━━ INPUT ROWS

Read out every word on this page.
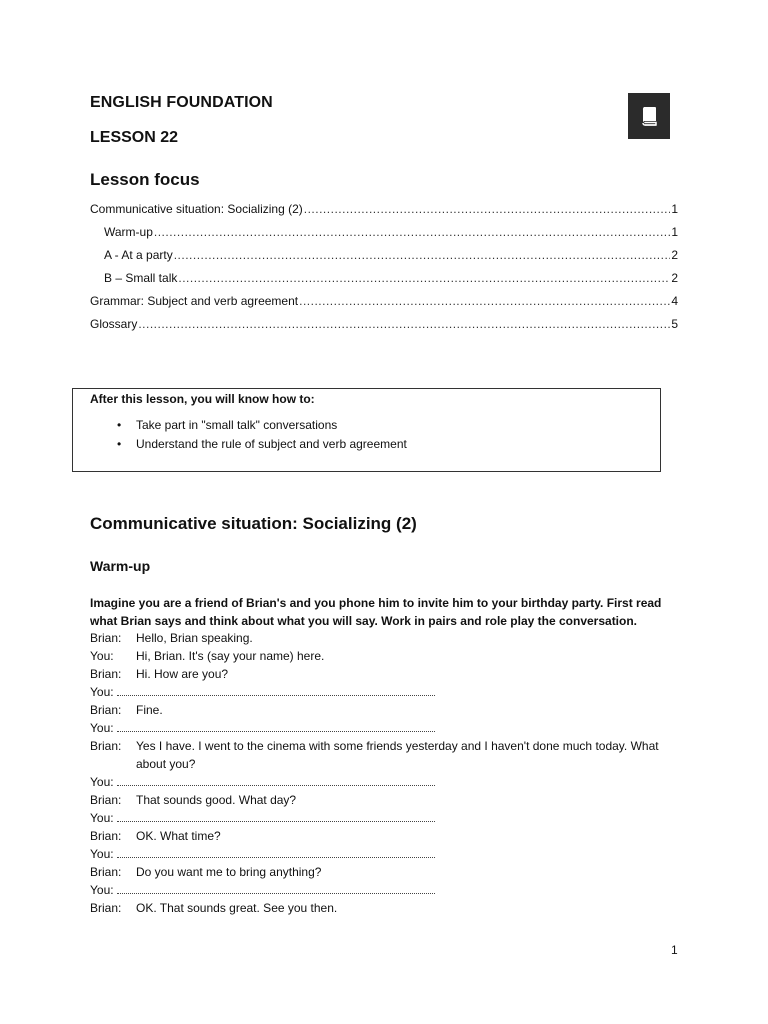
ENGLISH FOUNDATION
LESSON 22
Lesson focus
Communicative situation: Socializing (2) .....	1
Warm-up .....	1
A - At a party .....	2
B – Small talk .....	2
Grammar: Subject and verb agreement .....	4
Glossary .....	5
After this lesson, you will know how to:
• Take part in "small talk" conversations
• Understand the rule of subject and verb agreement
Communicative situation: Socializing (2)
Warm-up
Imagine you are a friend of Brian's and you phone him to invite him to your birthday party. First read what Brian says and think about what you will say. Work in pairs and role play the conversation.
Brian:	Hello, Brian speaking.
You:	Hi, Brian. It's (say your name) here.
Brian:	Hi. How are you?
You:
Brian:	Fine.
You:
Brian:	Yes I have. I went to the cinema with some friends yesterday and I haven't done much today. What about you?
You:
Brian:	That sounds good. What day?
You:
Brian:	OK. What time?
You:
Brian:	Do you want me to bring anything?
You:
Brian:	OK. That sounds great. See you then.
1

━━━━

=== WHAT IS EXPECTED ===
Transcribe the entries above verbatim, omitting their pictures.

=== WRITTEN RESPONSE ===
Read out every word on this page.
ENGLISH FOUNDATION
LESSON 22
Lesson focus
Communicative situation: Socializing (2) .....	1
Warm-up .....	1
A - At a party .....	2
B – Small talk .....	2
Grammar: Subject and verb agreement .....	4
Glossary .....	5
After this lesson, you will know how to:
• Take part in "small talk" conversations
• Understand the rule of subject and verb agreement
Communicative situation: Socializing (2)
Warm-up
Imagine you are a friend of Brian's and you phone him to invite him to your birthday party. First read what Brian says and think about what you will say. Work in pairs and role play the conversation.
Brian:	Hello, Brian speaking.
You:	Hi, Brian. It's (say your name) here.
Brian:	Hi. How are you?
You:
Brian:	Fine.
You:
Brian:	Yes I have. I went to the cinema with some friends yesterday and I haven't done much today. What about you?
You:
Brian:	That sounds good. What day?
You:
Brian:	OK. What time?
You:
Brian:	Do you want me to bring anything?
You:
Brian:	OK. That sounds great. See you then.
1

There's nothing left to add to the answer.